+++ Data lines

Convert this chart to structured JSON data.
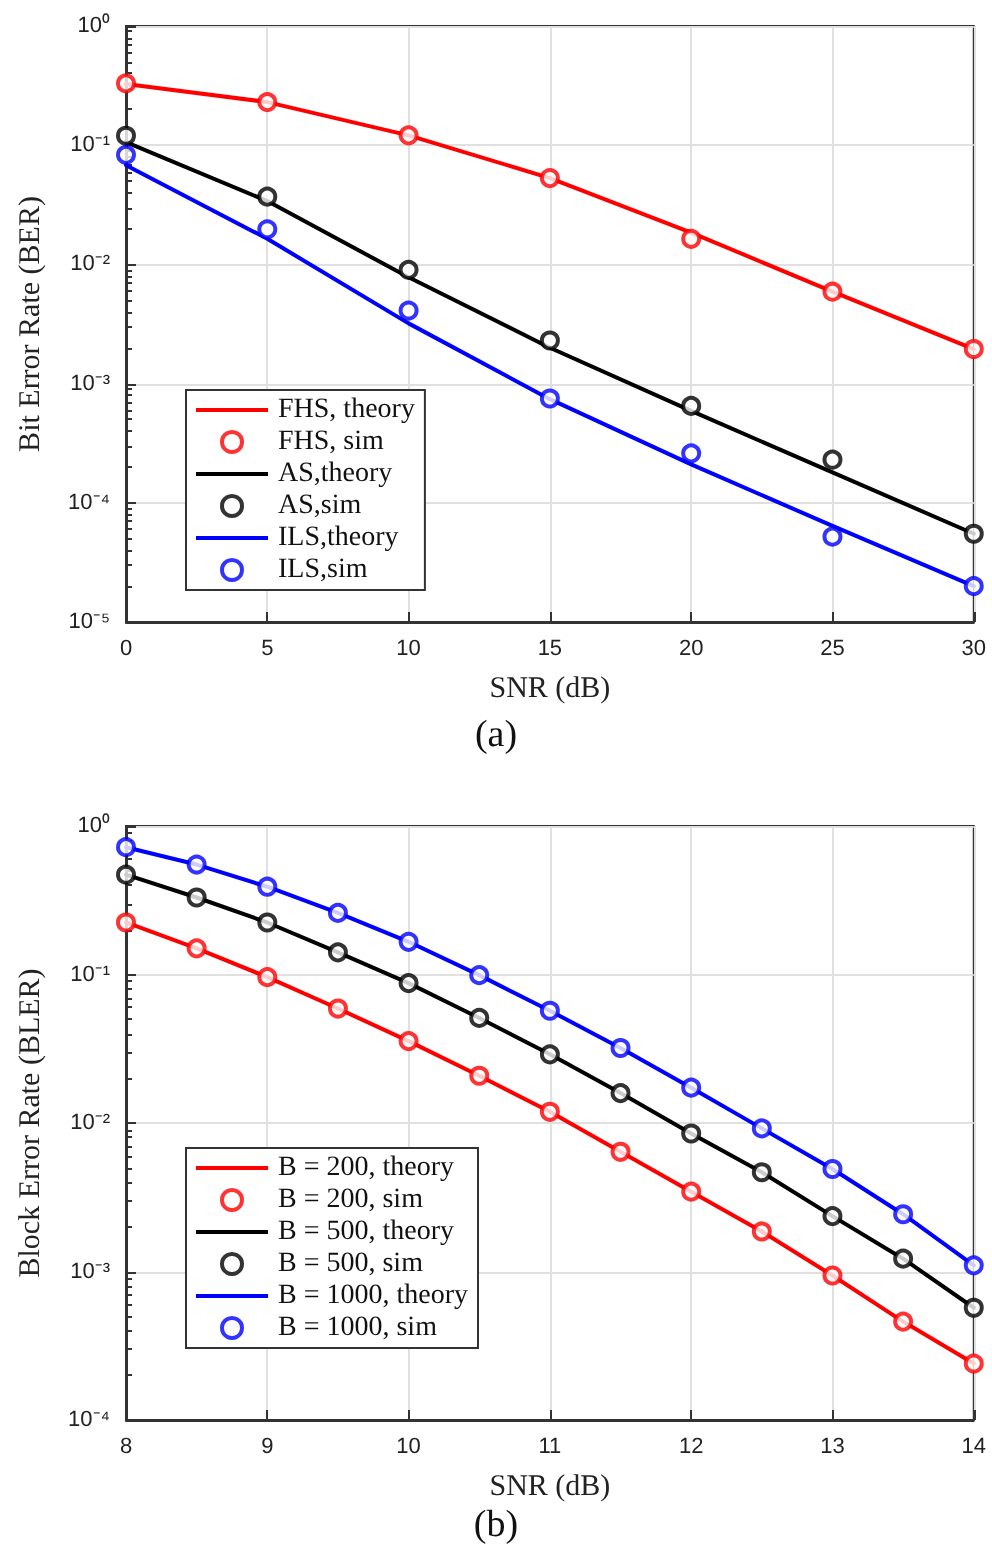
{
  "chart_data": [
    {
      "type": "line",
      "xlabel": "SNR (dB)",
      "ylabel": "Bit Error Rate (BER)",
      "annotations": [
        "(a)"
      ],
      "x": [
        0,
        5,
        10,
        15,
        20,
        25,
        30
      ],
      "xlim": [
        0,
        30
      ],
      "xticks": [
        0,
        5,
        10,
        15,
        20,
        25,
        30
      ],
      "ylim": [
        1e-05,
        1
      ],
      "yticks": [
        {
          "value": 1e-05,
          "label": "10⁻⁵"
        },
        {
          "value": 0.0001,
          "label": "10⁻⁴"
        },
        {
          "value": 0.001,
          "label": "10⁻³"
        },
        {
          "value": 0.01,
          "label": "10⁻²"
        },
        {
          "value": 0.1,
          "label": "10⁻¹"
        },
        {
          "value": 1,
          "label": "10⁰"
        }
      ],
      "log": "y",
      "grid": true,
      "legend": "bottom left",
      "series": [
        {
          "name": "FHS, theory",
          "marker": "none",
          "color": "#ff0000",
          "values": [
            0.326,
            0.23,
            0.121,
            0.053,
            0.0185,
            0.0059,
            0.00195
          ]
        },
        {
          "name": "FHS, sim",
          "type": "scatter",
          "marker": "circle",
          "color": "#ff0000",
          "values": [
            0.33,
            0.23,
            0.121,
            0.053,
            0.0164,
            0.0059,
            0.00195
          ]
        },
        {
          "name": "AS,theory",
          "marker": "none",
          "color": "#000000",
          "values": [
            0.106,
            0.034,
            0.0078,
            0.002,
            0.00059,
            0.00018,
            5.5e-05
          ]
        },
        {
          "name": "AS,sim",
          "type": "scatter",
          "marker": "circle",
          "color": "#000000",
          "values": [
            0.12,
            0.037,
            0.009,
            0.0023,
            0.00065,
            0.00023,
            5.5e-05
          ]
        },
        {
          "name": "ILS,theory",
          "marker": "none",
          "color": "#0000ff",
          "values": [
            0.068,
            0.0164,
            0.0032,
            0.00074,
            0.00021,
            6.4e-05,
            2e-05
          ]
        },
        {
          "name": "ILS,sim",
          "type": "scatter",
          "marker": "circle",
          "color": "#0000ff",
          "values": [
            0.083,
            0.0197,
            0.0041,
            0.00075,
            0.00026,
            5.2e-05,
            2e-05
          ]
        }
      ]
    },
    {
      "type": "line",
      "xlabel": "SNR (dB)",
      "ylabel": "Block Error Rate (BLER)",
      "annotations": [
        "(b)"
      ],
      "x": [
        8,
        8.5,
        9,
        9.5,
        10,
        10.5,
        11,
        11.5,
        12,
        12.5,
        13,
        13.5,
        14
      ],
      "xlim": [
        8,
        14
      ],
      "xticks": [
        8,
        9,
        10,
        11,
        12,
        13,
        14
      ],
      "ylim": [
        0.0001,
        1
      ],
      "yticks": [
        {
          "value": 0.0001,
          "label": "10⁻⁴"
        },
        {
          "value": 0.001,
          "label": "10⁻³"
        },
        {
          "value": 0.01,
          "label": "10⁻²"
        },
        {
          "value": 0.1,
          "label": "10⁻¹"
        },
        {
          "value": 1,
          "label": "10⁰"
        }
      ],
      "log": "y",
      "grid": true,
      "legend": "bottom left",
      "series": [
        {
          "name": "B = 200, theory",
          "marker": "none",
          "color": "#ff0000",
          "values": [
            0.224,
            0.15,
            0.096,
            0.059,
            0.0356,
            0.0208,
            0.0119,
            0.0064,
            0.00345,
            0.00186,
            0.00094,
            0.00046,
            0.00024
          ]
        },
        {
          "name": "B = 200, sim",
          "type": "scatter",
          "marker": "circle",
          "color": "#ff0000",
          "values": [
            0.224,
            0.15,
            0.096,
            0.059,
            0.0356,
            0.0208,
            0.0119,
            0.0064,
            0.00345,
            0.00186,
            0.00094,
            0.00046,
            0.00024
          ]
        },
        {
          "name": "B = 500, theory",
          "marker": "none",
          "color": "#000000",
          "values": [
            0.47,
            0.33,
            0.224,
            0.141,
            0.0875,
            0.051,
            0.029,
            0.0159,
            0.0085,
            0.00466,
            0.00236,
            0.00122,
            0.00057
          ]
        },
        {
          "name": "B = 500, sim",
          "type": "scatter",
          "marker": "circle",
          "color": "#000000",
          "values": [
            0.47,
            0.33,
            0.224,
            0.141,
            0.0875,
            0.051,
            0.029,
            0.0159,
            0.0085,
            0.00466,
            0.00236,
            0.00122,
            0.00057
          ]
        },
        {
          "name": "B = 1000, theory",
          "marker": "none",
          "color": "#0000ff",
          "values": [
            0.72,
            0.55,
            0.39,
            0.26,
            0.166,
            0.099,
            0.057,
            0.032,
            0.0173,
            0.0092,
            0.0049,
            0.00243,
            0.0011
          ]
        },
        {
          "name": "B = 1000, sim",
          "type": "scatter",
          "marker": "circle",
          "color": "#0000ff",
          "values": [
            0.72,
            0.55,
            0.39,
            0.26,
            0.166,
            0.099,
            0.057,
            0.032,
            0.0173,
            0.0092,
            0.0049,
            0.00243,
            0.0011
          ]
        }
      ]
    }
  ]
}
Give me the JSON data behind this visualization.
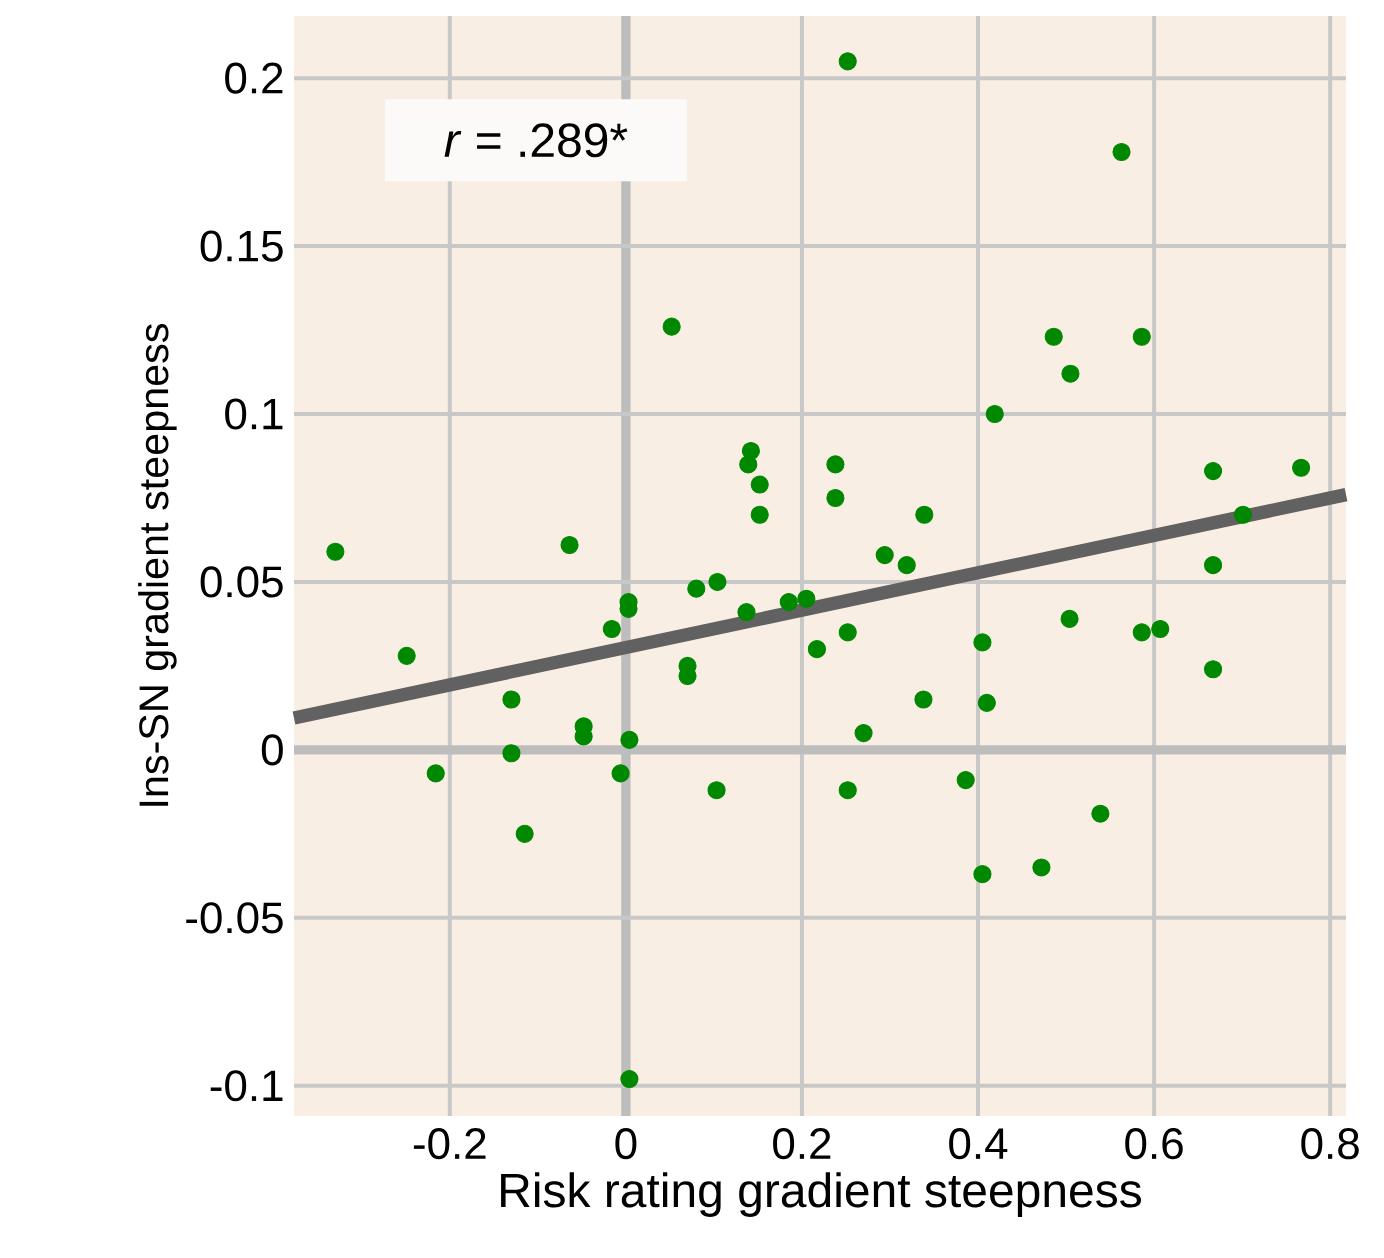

++++++

-- Direction --
Copy all the lines of data exactly as they appear, dropping any images.

-- Response below --
Convert this chart to structured JSON data.
{
  "chart_data": [
    {
      "type": "line",
      "xlabel": "SNR (dB)",
      "ylabel": "Bit Error Rate (BER)",
      "annotations": [
        "(a)"
      ],
      "x": [
        0,
        5,
        10,
        15,
        20,
        25,
        30
      ],
      "xlim": [
        0,
        30
      ],
      "xticks": [
        0,
        5,
        10,
        15,
        20,
        25,
        30
      ],
      "ylim": [
        1e-05,
        1
      ],
      "yticks": [
        {
          "value": 1e-05,
          "label": "10⁻⁵"
        },
        {
          "value": 0.0001,
          "label": "10⁻⁴"
        },
        {
          "value": 0.001,
          "label": "10⁻³"
        },
        {
          "value": 0.01,
          "label": "10⁻²"
        },
        {
          "value": 0.1,
          "label": "10⁻¹"
        },
        {
          "value": 1,
          "label": "10⁰"
        }
      ],
      "log": "y",
      "grid": true,
      "legend": "bottom left",
      "series": [
        {
          "name": "FHS, theory",
          "marker": "none",
          "color": "#ff0000",
          "values": [
            0.326,
            0.23,
            0.121,
            0.053,
            0.0185,
            0.0059,
            0.00195
          ]
        },
        {
          "name": "FHS, sim",
          "type": "scatter",
          "marker": "circle",
          "color": "#ff0000",
          "values": [
            0.33,
            0.23,
            0.121,
            0.053,
            0.0164,
            0.0059,
            0.00195
          ]
        },
        {
          "name": "AS,theory",
          "marker": "none",
          "color": "#000000",
          "values": [
            0.106,
            0.034,
            0.0078,
            0.002,
            0.00059,
            0.00018,
            5.5e-05
          ]
        },
        {
          "name": "AS,sim",
          "type": "scatter",
          "marker": "circle",
          "color": "#000000",
          "values": [
            0.12,
            0.037,
            0.009,
            0.0023,
            0.00065,
            0.00023,
            5.5e-05
          ]
        },
        {
          "name": "ILS,theory",
          "marker": "none",
          "color": "#0000ff",
          "values": [
            0.068,
            0.0164,
            0.0032,
            0.00074,
            0.00021,
            6.4e-05,
            2e-05
          ]
        },
        {
          "name": "ILS,sim",
          "type": "scatter",
          "marker": "circle",
          "color": "#0000ff",
          "values": [
            0.083,
            0.0197,
            0.0041,
            0.00075,
            0.00026,
            5.2e-05,
            2e-05
          ]
        }
      ]
    },
    {
      "type": "line",
      "xlabel": "SNR (dB)",
      "ylabel": "Block Error Rate (BLER)",
      "annotations": [
        "(b)"
      ],
      "x": [
        8,
        8.5,
        9,
        9.5,
        10,
        10.5,
        11,
        11.5,
        12,
        12.5,
        13,
        13.5,
        14
      ],
      "xlim": [
        8,
        14
      ],
      "xticks": [
        8,
        9,
        10,
        11,
        12,
        13,
        14
      ],
      "ylim": [
        0.0001,
        1
      ],
      "yticks": [
        {
          "value": 0.0001,
          "label": "10⁻⁴"
        },
        {
          "value": 0.001,
          "label": "10⁻³"
        },
        {
          "value": 0.01,
          "label": "10⁻²"
        },
        {
          "value": 0.1,
          "label": "10⁻¹"
        },
        {
          "value": 1,
          "label": "10⁰"
        }
      ],
      "log": "y",
      "grid": true,
      "legend": "bottom left",
      "series": [
        {
          "name": "B = 200, theory",
          "marker": "none",
          "color": "#ff0000",
          "values": [
            0.224,
            0.15,
            0.096,
            0.059,
            0.0356,
            0.0208,
            0.0119,
            0.0064,
            0.00345,
            0.00186,
            0.00094,
            0.00046,
            0.00024
          ]
        },
        {
          "name": "B = 200, sim",
          "type": "scatter",
          "marker": "circle",
          "color": "#ff0000",
          "values": [
            0.224,
            0.15,
            0.096,
            0.059,
            0.0356,
            0.0208,
            0.0119,
            0.0064,
            0.00345,
            0.00186,
            0.00094,
            0.00046,
            0.00024
          ]
        },
        {
          "name": "B = 500, theory",
          "marker": "none",
          "color": "#000000",
          "values": [
            0.47,
            0.33,
            0.224,
            0.141,
            0.0875,
            0.051,
            0.029,
            0.0159,
            0.0085,
            0.00466,
            0.00236,
            0.00122,
            0.00057
          ]
        },
        {
          "name": "B = 500, sim",
          "type": "scatter",
          "marker": "circle",
          "color": "#000000",
          "values": [
            0.47,
            0.33,
            0.224,
            0.141,
            0.0875,
            0.051,
            0.029,
            0.0159,
            0.0085,
            0.00466,
            0.00236,
            0.00122,
            0.00057
          ]
        },
        {
          "name": "B = 1000, theory",
          "marker": "none",
          "color": "#0000ff",
          "values": [
            0.72,
            0.55,
            0.39,
            0.26,
            0.166,
            0.099,
            0.057,
            0.032,
            0.0173,
            0.0092,
            0.0049,
            0.00243,
            0.0011
          ]
        },
        {
          "name": "B = 1000, sim",
          "type": "scatter",
          "marker": "circle",
          "color": "#0000ff",
          "values": [
            0.72,
            0.55,
            0.39,
            0.26,
            0.166,
            0.099,
            0.057,
            0.032,
            0.0173,
            0.0092,
            0.0049,
            0.00243,
            0.0011
          ]
        }
      ]
    }
  ]
}
Give me the JSON data behind this visualization.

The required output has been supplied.